SOURCE PASSAGE:

I tried opening a second form using a button on my main form, but when I close the second window, I can't open it again.
I added the following code to my main form:
settings_window secondForm = new settings_window();
private void settings_button_Click(object sender, EventArgs e)
{
secondForm.Show();
}
But when I try to open the second form named settings_window the second time, I get the following error: System.ObjectDisposedException.
I found the following code to fix this but I don't know where to place it:
private void settings_window_FormClosing(object sender, FormClosingEventArgs e)
{
this.Hide();
e.Cancel = true; // Do not close the form.
}
You can avoid storing references of Forms and use a simple generic method that shows a Form when an instance of it already exists or creates a new one (and shows it) when none has been created before:
private void ShowForm<T>() where T : Form, new()

ENTRIES PROVIDED:
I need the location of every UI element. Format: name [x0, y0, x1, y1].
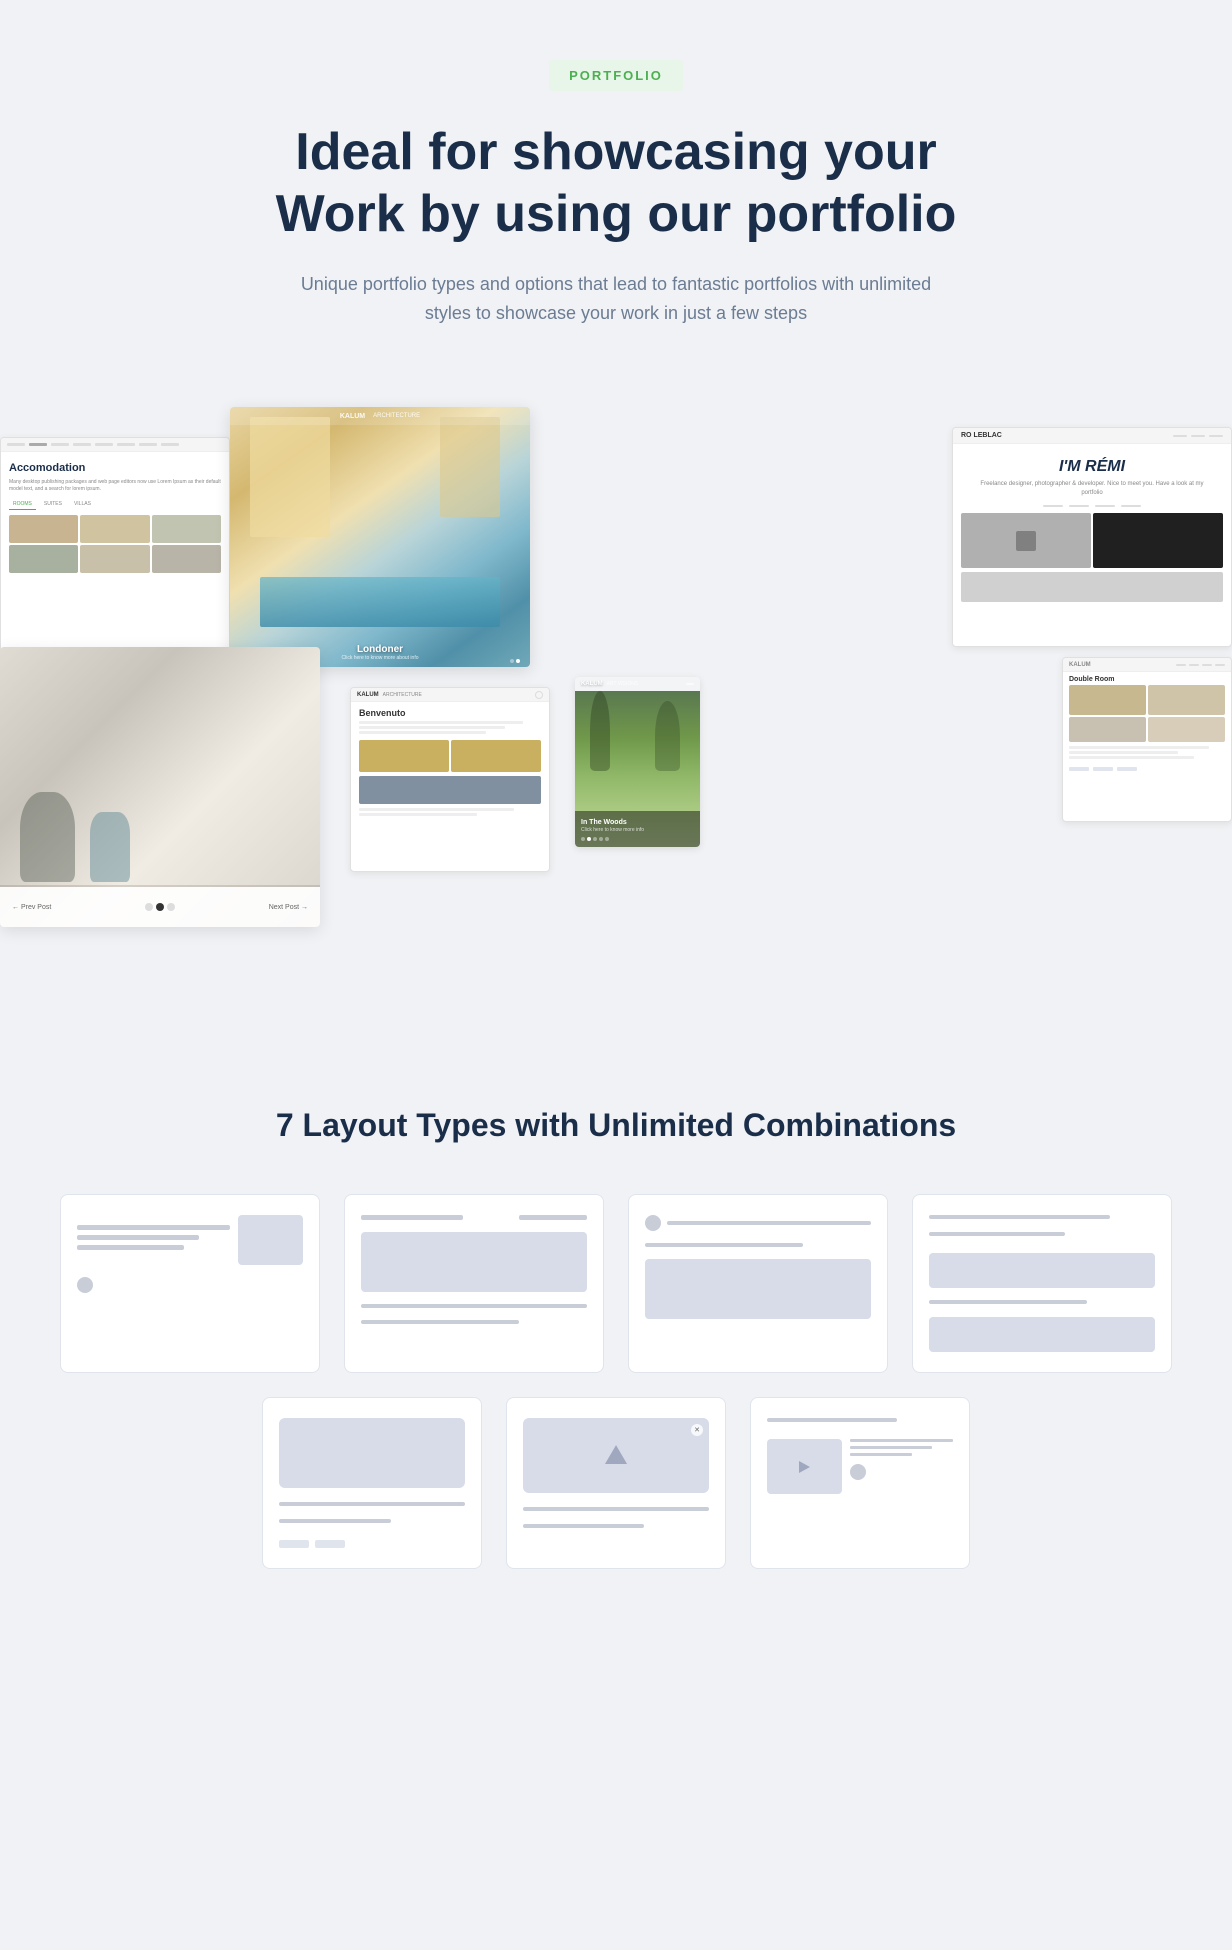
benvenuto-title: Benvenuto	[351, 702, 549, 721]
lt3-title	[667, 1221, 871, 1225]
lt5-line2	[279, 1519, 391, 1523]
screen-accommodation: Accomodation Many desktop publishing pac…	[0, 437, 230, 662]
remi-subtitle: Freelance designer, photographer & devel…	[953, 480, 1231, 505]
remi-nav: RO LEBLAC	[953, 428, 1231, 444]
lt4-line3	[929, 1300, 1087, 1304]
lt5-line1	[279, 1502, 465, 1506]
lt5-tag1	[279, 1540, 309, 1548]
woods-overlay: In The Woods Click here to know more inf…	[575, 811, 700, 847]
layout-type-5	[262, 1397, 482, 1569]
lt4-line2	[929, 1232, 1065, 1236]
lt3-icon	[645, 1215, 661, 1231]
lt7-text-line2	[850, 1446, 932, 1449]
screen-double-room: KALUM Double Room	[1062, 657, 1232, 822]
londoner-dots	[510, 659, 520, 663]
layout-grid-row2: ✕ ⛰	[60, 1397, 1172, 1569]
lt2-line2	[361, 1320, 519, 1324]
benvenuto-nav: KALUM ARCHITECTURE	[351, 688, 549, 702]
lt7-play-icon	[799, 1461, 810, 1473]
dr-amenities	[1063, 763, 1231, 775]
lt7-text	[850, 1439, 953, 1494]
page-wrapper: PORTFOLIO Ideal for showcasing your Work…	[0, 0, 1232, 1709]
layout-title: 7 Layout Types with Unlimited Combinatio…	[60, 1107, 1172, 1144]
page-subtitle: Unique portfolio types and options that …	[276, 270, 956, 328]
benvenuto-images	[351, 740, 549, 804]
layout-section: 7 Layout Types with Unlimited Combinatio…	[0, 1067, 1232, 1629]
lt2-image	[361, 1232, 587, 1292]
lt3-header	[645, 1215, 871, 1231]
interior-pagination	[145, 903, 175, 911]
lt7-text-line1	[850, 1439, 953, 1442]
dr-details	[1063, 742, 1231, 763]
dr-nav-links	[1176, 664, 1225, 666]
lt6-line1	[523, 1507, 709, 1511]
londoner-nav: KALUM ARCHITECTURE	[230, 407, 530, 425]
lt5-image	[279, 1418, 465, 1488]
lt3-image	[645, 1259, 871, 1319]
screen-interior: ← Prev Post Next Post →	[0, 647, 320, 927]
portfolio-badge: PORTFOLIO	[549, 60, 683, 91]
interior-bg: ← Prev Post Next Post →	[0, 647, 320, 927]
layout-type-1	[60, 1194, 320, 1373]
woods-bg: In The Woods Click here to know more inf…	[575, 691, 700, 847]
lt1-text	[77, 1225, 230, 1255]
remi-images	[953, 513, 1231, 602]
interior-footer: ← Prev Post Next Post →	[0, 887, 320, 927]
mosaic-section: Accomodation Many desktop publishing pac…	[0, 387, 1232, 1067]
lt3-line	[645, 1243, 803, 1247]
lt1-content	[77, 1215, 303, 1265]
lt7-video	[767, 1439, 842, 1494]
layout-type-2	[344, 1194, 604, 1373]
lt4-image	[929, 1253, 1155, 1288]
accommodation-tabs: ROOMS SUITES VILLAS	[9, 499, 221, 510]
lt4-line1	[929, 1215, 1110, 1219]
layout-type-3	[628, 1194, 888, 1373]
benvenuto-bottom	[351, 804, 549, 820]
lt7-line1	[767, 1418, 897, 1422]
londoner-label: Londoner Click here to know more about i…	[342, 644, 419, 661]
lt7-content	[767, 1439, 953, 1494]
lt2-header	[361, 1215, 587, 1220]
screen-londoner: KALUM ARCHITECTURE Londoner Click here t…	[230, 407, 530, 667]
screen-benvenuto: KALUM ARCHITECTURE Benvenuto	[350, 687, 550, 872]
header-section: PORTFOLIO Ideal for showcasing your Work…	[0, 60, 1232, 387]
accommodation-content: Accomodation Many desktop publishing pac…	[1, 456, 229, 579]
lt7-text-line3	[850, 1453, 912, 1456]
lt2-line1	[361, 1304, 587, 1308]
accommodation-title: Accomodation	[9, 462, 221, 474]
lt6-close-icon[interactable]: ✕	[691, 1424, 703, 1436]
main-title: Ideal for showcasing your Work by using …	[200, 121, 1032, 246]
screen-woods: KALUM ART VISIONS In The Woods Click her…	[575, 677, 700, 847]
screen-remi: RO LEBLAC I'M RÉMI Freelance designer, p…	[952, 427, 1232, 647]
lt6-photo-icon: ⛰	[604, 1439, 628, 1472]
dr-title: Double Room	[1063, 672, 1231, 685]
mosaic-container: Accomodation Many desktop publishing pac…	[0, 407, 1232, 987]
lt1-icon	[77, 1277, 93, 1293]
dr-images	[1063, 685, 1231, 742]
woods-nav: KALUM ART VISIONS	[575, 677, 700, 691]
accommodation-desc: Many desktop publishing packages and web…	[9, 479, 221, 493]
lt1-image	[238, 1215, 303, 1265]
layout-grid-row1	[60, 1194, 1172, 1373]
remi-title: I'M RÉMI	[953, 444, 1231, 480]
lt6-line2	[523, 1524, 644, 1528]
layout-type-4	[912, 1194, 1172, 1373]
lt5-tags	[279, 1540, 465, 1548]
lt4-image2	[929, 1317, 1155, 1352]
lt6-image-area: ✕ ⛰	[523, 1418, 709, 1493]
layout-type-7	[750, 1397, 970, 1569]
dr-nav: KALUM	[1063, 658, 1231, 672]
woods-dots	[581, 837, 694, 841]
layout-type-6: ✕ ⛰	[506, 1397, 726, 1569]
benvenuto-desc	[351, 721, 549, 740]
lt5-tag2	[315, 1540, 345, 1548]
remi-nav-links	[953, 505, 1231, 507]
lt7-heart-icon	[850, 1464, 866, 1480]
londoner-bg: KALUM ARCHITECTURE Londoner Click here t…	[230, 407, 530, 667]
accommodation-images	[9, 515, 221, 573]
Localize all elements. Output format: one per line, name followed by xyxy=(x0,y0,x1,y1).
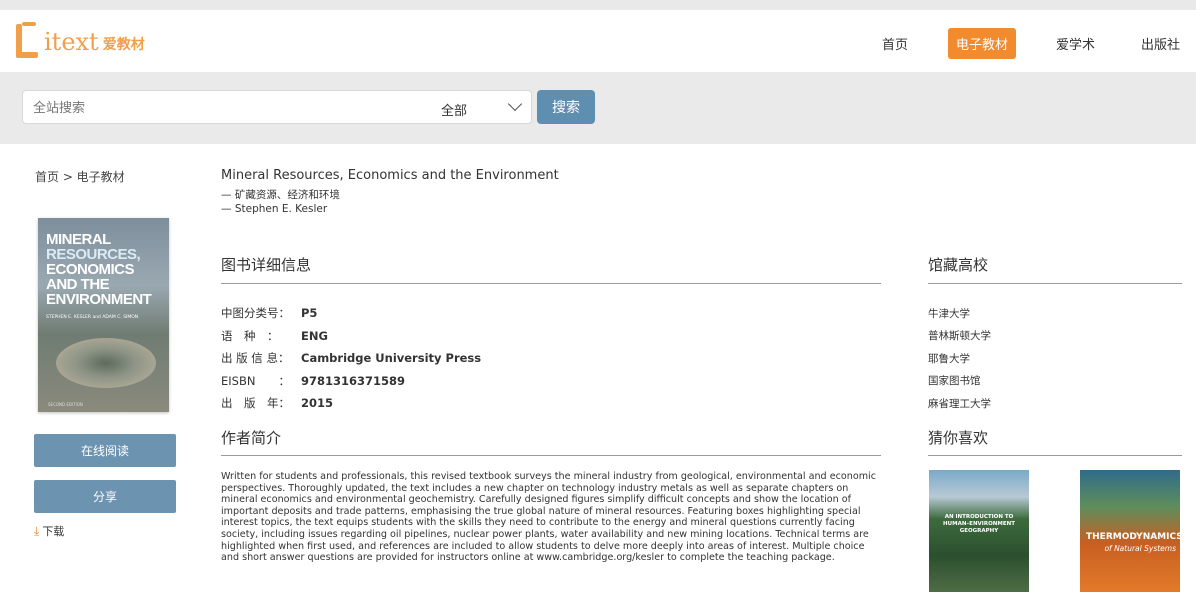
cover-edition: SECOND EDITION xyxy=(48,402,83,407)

TASK INSTRUCTIONS:
**A)** Quote the forum thread on reopening a closed form between "I found the" and "T : Form, new()", inclusive.
**B)** Write what comes next in the forum thread on reopening a closed form, starting right after its last line.
The data stands apart from the forum thread on reopening a closed form.

EXERCISE RESPONSES:
**A)**
I found the following code to fix this but I don't know where to place it:
private void settings_window_FormClosing(object sender, FormClosingEventArgs e)
{
this.Hide();
e.Cancel = true; // Do not close the form.
}
You can avoid storing references of Forms and use a simple generic method that shows a Form when an instance of it already exists or creates a new one (and shows it) when none has been created before:
private void ShowForm<T>() where T : Form, new()

**B)**
{
T? f = Application.OpenForms.OfType<T>().SingleOrDefault();
if (f is null) {
f = new T();
f.FormClosing += F_FormClosing;
}
f.Show();
BeginInvoke(new Action(()=> f.WindowState = FormWindowState.Normal));
void F_FormClosing(object? sender, FormClosingEventArgs e)
{
e.Cancel = true;
(sender as Form)?.Hide();
}
}
When you need it, call as ShowForm<SomeFormClass>(), e.g.,
ShowForm<settings_window>()
Note:
This code uses a local method to subscribe to the FormClosing event.
You can use a standard method, in case this syntax is not available.
BeginInvoke() is used to defer the FormWindowState.Normal assignment. This is used only in the case you minimize a Form, then right-click on its icon in the TaskBar and select Close Windows from the Menu. Without deferring this assignment, the minimized Form wouldn't show up again.
When the starting Form closes, all other Forms close as well
This code supposes nullable is enabled (e.g., see object? sender). If nullable is disabled or you're targeting .NET Framework, remove it (e.g., change in object sender)
Is secondForm a private field of the main form class?
It should work then.
Alternative solution is to show it as as modal - ShowDialog()
Also if you want to save some data in your second form, just use some data initialization from constructor, then saving to first/parent form.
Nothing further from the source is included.